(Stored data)
•••••

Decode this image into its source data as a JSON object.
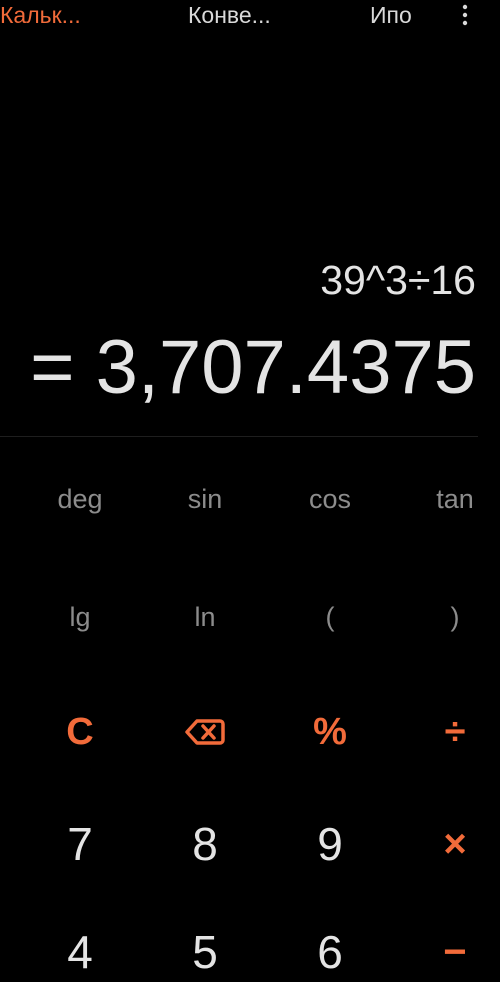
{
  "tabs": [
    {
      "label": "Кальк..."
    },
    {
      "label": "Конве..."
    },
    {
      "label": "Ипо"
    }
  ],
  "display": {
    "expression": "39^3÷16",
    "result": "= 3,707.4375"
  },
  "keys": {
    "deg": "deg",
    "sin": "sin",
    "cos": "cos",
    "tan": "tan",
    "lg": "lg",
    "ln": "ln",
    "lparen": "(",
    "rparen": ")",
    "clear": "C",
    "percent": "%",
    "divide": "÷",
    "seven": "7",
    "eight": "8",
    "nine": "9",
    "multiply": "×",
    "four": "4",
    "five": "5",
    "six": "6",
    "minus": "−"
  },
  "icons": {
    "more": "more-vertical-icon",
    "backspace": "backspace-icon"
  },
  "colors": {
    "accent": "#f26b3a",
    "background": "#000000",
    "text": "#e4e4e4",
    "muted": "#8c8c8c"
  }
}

•••••

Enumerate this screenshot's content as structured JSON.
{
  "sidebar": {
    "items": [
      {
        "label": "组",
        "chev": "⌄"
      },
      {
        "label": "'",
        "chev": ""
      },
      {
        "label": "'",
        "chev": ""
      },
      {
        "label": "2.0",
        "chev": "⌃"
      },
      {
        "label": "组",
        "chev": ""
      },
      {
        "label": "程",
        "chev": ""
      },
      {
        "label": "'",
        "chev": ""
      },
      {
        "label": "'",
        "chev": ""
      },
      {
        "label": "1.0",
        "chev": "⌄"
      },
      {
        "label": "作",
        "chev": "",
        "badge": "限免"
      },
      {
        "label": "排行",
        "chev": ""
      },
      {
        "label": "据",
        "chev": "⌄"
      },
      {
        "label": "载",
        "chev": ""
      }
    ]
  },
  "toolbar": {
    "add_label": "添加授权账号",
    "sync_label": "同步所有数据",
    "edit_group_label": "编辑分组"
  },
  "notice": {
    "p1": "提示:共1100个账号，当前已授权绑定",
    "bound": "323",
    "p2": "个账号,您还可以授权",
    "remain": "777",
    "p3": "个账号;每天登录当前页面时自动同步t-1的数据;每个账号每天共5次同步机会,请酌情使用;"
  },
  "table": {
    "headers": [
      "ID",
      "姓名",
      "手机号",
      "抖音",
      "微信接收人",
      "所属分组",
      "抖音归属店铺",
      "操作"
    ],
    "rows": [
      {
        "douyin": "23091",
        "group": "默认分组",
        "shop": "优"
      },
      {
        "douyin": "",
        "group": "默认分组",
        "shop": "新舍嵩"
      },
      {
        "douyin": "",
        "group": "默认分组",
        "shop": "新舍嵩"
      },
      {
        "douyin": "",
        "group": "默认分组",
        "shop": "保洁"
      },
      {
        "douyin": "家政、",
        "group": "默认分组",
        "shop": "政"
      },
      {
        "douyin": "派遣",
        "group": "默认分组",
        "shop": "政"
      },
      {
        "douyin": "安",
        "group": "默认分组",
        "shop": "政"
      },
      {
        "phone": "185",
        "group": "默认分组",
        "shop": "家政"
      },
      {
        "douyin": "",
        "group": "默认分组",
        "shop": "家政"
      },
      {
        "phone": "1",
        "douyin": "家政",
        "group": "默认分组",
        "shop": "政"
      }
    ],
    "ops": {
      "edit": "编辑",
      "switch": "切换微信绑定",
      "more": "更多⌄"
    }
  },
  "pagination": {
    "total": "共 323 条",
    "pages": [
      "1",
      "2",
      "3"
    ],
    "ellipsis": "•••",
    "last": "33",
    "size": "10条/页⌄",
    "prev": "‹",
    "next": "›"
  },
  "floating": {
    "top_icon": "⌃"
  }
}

•••••

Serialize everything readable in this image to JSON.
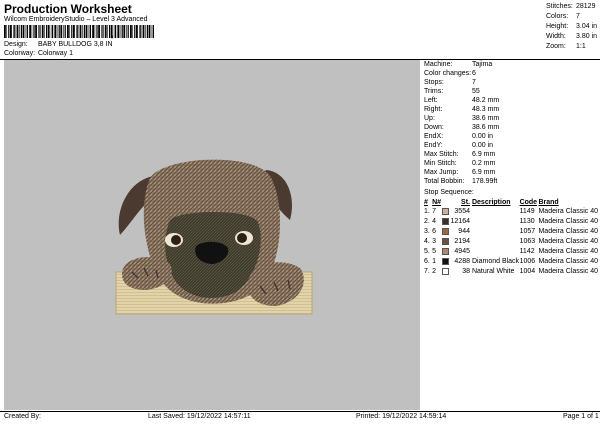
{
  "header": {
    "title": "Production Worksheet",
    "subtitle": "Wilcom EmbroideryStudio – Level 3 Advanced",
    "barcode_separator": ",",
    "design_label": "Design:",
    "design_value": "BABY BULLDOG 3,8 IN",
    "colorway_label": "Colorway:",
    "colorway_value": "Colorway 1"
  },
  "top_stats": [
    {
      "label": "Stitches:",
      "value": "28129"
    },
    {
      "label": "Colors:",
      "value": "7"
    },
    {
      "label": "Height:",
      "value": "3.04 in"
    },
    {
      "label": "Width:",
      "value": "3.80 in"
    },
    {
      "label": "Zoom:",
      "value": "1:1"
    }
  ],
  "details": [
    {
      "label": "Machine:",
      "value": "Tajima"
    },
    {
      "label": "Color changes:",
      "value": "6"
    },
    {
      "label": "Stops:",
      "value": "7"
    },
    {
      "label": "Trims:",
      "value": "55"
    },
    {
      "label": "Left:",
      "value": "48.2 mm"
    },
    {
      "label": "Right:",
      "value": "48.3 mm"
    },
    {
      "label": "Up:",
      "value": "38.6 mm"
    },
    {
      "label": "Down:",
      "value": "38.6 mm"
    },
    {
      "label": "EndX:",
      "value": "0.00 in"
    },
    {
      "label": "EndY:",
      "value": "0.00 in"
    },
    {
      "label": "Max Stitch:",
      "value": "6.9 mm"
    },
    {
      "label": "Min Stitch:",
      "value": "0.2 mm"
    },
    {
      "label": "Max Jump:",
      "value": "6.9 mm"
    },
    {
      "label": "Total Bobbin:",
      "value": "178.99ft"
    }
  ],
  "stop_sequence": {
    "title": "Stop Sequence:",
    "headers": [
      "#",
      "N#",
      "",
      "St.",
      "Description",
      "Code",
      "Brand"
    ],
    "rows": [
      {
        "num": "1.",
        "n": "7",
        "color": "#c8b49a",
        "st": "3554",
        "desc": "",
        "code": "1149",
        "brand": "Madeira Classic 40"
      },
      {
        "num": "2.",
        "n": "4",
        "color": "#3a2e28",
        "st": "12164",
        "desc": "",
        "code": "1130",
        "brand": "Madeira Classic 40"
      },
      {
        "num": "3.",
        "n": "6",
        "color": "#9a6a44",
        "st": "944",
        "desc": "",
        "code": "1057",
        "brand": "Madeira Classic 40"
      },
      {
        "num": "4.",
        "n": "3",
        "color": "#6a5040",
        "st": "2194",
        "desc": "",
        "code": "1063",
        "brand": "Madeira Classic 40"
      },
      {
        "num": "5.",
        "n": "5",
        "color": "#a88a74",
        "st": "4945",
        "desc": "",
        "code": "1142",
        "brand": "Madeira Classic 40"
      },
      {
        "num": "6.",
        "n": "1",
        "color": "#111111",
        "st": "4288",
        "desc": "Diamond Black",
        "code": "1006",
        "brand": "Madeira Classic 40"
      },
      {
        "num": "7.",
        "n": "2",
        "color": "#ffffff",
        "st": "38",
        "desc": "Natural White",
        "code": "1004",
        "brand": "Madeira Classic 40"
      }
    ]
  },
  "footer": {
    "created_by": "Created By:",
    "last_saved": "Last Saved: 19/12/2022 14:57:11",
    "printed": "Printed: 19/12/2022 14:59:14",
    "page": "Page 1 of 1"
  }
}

•••••

### Given request
From the entries above, list each line with "Colorway" in it.

### Result below
    "colorway_label": "Colorway:",
    "colorway_value": "Colorway 1"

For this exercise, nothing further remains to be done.